═════ Record list ═════

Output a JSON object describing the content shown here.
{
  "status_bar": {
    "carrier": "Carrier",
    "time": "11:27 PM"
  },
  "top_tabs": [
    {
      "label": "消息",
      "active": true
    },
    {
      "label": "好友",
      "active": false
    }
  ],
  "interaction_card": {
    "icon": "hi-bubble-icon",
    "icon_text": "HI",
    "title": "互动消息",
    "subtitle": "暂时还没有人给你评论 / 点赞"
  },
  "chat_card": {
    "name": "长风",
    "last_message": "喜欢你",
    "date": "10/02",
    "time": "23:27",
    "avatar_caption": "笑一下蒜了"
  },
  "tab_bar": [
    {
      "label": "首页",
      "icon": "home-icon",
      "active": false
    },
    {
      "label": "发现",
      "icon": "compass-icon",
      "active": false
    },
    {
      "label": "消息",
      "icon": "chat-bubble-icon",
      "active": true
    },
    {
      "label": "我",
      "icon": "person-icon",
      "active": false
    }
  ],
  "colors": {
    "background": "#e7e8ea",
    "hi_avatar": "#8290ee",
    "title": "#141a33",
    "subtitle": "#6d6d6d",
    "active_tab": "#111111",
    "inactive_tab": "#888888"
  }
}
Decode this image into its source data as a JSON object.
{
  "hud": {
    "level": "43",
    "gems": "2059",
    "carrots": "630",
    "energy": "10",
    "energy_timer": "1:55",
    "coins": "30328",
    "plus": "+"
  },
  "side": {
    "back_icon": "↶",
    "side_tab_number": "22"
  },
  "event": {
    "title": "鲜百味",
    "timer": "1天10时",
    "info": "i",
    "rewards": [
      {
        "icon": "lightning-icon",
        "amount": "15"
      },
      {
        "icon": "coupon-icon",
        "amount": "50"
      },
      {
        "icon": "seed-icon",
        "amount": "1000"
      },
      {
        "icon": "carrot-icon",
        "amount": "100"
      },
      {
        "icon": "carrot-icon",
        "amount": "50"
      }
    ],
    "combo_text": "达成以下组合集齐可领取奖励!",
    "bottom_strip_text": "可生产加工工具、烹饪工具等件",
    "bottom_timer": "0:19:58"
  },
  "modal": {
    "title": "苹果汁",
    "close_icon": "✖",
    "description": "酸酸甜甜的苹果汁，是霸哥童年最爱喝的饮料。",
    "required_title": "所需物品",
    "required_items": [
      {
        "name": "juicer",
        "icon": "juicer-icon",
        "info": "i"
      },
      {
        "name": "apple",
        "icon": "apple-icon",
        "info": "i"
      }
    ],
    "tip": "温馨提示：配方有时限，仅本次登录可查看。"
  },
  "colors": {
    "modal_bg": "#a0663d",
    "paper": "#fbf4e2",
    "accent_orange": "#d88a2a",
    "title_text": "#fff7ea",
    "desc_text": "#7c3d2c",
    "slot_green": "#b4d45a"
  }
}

═════

_What you should do_
Transcribe all the entries, keeping each one exactly as it is.

_Full output_
Output a JSON object describing the content shown here.
{
  "status_bar": {
    "carrier": "Carrier",
    "time": "11:27 PM"
  },
  "top_tabs": [
    {
      "label": "消息",
      "active": true
    },
    {
      "label": "好友",
      "active": false
    }
  ],
  "interaction_card": {
    "icon": "hi-bubble-icon",
    "icon_text": "HI",
    "title": "互动消息",
    "subtitle": "暂时还没有人给你评论 / 点赞"
  },
  "chat_card": {
    "name": "长风",
    "last_message": "喜欢你",
    "date": "10/02",
    "time": "23:27",
    "avatar_caption": "笑一下蒜了"
  },
  "tab_bar": [
    {
      "label": "首页",
      "icon": "home-icon",
      "active": false
    },
    {
      "label": "发现",
      "icon": "compass-icon",
      "active": false
    },
    {
      "label": "消息",
      "icon": "chat-bubble-icon",
      "active": true
    },
    {
      "label": "我",
      "icon": "person-icon",
      "active": false
    }
  ],
  "colors": {
    "background": "#e7e8ea",
    "hi_avatar": "#8290ee",
    "title": "#141a33",
    "subtitle": "#6d6d6d",
    "active_tab": "#111111",
    "inactive_tab": "#888888"
  }
}
Decode this image into its source data as a JSON object.
{
  "hud": {
    "level": "43",
    "gems": "2059",
    "carrots": "630",
    "energy": "10",
    "energy_timer": "1:55",
    "coins": "30328",
    "plus": "+"
  },
  "side": {
    "back_icon": "↶",
    "side_tab_number": "22"
  },
  "event": {
    "title": "鲜百味",
    "timer": "1天10时",
    "info": "i",
    "rewards": [
      {
        "icon": "lightning-icon",
        "amount": "15"
      },
      {
        "icon": "coupon-icon",
        "amount": "50"
      },
      {
        "icon": "seed-icon",
        "amount": "1000"
      },
      {
        "icon": "carrot-icon",
        "amount": "100"
      },
      {
        "icon": "carrot-icon",
        "amount": "50"
      }
    ],
    "combo_text": "达成以下组合集齐可领取奖励!",
    "bottom_strip_text": "可生产加工工具、烹饪工具等件",
    "bottom_timer": "0:19:58"
  },
  "modal": {
    "title": "苹果汁",
    "close_icon": "✖",
    "description": "酸酸甜甜的苹果汁，是霸哥童年最爱喝的饮料。",
    "required_title": "所需物品",
    "required_items": [
      {
        "name": "juicer",
        "icon": "juicer-icon",
        "info": "i"
      },
      {
        "name": "apple",
        "icon": "apple-icon",
        "info": "i"
      }
    ],
    "tip": "温馨提示：配方有时限，仅本次登录可查看。"
  },
  "colors": {
    "modal_bg": "#a0663d",
    "paper": "#fbf4e2",
    "accent_orange": "#d88a2a",
    "title_text": "#fff7ea",
    "desc_text": "#7c3d2c",
    "slot_green": "#b4d45a"
  }
}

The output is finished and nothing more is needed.